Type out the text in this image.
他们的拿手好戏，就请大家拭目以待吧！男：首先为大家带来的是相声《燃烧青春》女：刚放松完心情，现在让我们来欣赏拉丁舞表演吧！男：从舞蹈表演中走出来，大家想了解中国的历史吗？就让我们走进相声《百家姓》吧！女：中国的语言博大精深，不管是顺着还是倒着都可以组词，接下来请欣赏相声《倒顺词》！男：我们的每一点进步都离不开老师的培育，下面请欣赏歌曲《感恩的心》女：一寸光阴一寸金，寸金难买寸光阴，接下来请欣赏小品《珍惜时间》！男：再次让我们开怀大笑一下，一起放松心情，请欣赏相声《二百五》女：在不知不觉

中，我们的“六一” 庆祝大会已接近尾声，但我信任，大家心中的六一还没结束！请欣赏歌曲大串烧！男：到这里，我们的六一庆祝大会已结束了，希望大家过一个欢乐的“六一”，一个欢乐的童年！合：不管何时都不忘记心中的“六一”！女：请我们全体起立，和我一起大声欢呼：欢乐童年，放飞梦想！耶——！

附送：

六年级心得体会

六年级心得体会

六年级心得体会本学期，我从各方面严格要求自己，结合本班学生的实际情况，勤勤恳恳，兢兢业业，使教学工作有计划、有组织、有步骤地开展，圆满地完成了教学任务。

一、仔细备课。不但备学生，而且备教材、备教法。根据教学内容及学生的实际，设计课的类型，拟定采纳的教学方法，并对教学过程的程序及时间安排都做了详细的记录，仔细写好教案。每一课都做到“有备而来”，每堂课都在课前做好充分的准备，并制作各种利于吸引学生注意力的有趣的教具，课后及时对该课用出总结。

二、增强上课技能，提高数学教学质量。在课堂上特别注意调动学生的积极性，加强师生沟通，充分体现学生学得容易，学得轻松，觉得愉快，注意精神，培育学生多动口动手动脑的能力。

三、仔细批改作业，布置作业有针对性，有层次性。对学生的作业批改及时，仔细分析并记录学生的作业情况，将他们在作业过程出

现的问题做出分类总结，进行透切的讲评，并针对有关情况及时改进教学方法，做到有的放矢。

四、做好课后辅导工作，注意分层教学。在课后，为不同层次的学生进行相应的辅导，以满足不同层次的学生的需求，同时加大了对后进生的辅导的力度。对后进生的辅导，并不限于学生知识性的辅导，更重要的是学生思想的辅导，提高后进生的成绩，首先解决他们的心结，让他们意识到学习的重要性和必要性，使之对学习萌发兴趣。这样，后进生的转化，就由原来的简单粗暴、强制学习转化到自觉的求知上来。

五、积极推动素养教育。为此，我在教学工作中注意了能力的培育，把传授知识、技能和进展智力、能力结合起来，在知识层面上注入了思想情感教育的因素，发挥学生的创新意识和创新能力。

======

*What is being asked*: Retype the listing above in full, with no alterations.

*Exercise solution*:
Type out the text in this image.
他们的拿手好戏，就请大家拭目以待吧！男：首先为大家带来的是相声《燃烧青春》女：刚放松完心情，现在让我们来欣赏拉丁舞表演吧！男：从舞蹈表演中走出来，大家想了解中国的历史吗？就让我们走进相声《百家姓》吧！女：中国的语言博大精深，不管是顺着还是倒着都可以组词，接下来请欣赏相声《倒顺词》！男：我们的每一点进步都离不开老师的培育，下面请欣赏歌曲《感恩的心》女：一寸光阴一寸金，寸金难买寸光阴，接下来请欣赏小品《珍惜时间》！男：再次让我们开怀大笑一下，一起放松心情，请欣赏相声《二百五》女：在不知不觉

中，我们的“六一” 庆祝大会已接近尾声，但我信任，大家心中的六一还没结束！请欣赏歌曲大串烧！男：到这里，我们的六一庆祝大会已结束了，希望大家过一个欢乐的“六一”，一个欢乐的童年！合：不管何时都不忘记心中的“六一”！女：请我们全体起立，和我一起大声欢呼：欢乐童年，放飞梦想！耶——！

附送：

六年级心得体会

六年级心得体会

六年级心得体会本学期，我从各方面严格要求自己，结合本班学生的实际情况，勤勤恳恳，兢兢业业，使教学工作有计划、有组织、有步骤地开展，圆满地完成了教学任务。

一、仔细备课。不但备学生，而且备教材、备教法。根据教学内容及学生的实际，设计课的类型，拟定采纳的教学方法，并对教学过程的程序及时间安排都做了详细的记录，仔细写好教案。每一课都做到“有备而来”，每堂课都在课前做好充分的准备，并制作各种利于吸引学生注意力的有趣的教具，课后及时对该课用出总结。

二、增强上课技能，提高数学教学质量。在课堂上特别注意调动学生的积极性，加强师生沟通，充分体现学生学得容易，学得轻松，觉得愉快，注意精神，培育学生多动口动手动脑的能力。

三、仔细批改作业，布置作业有针对性，有层次性。对学生的作业批改及时，仔细分析并记录学生的作业情况，将他们在作业过程出

现的问题做出分类总结，进行透切的讲评，并针对有关情况及时改进教学方法，做到有的放矢。

四、做好课后辅导工作，注意分层教学。在课后，为不同层次的学生进行相应的辅导，以满足不同层次的学生的需求，同时加大了对后进生的辅导的力度。对后进生的辅导，并不限于学生知识性的辅导，更重要的是学生思想的辅导，提高后进生的成绩，首先解决他们的心结，让他们意识到学习的重要性和必要性，使之对学习萌发兴趣。这样，后进生的转化，就由原来的简单粗暴、强制学习转化到自觉的求知上来。

五、积极推动素养教育。为此，我在教学工作中注意了能力的培育，把传授知识、技能和进展智力、能力结合起来，在知识层面上注入了思想情感教育的因素，发挥学生的创新意识和创新能力。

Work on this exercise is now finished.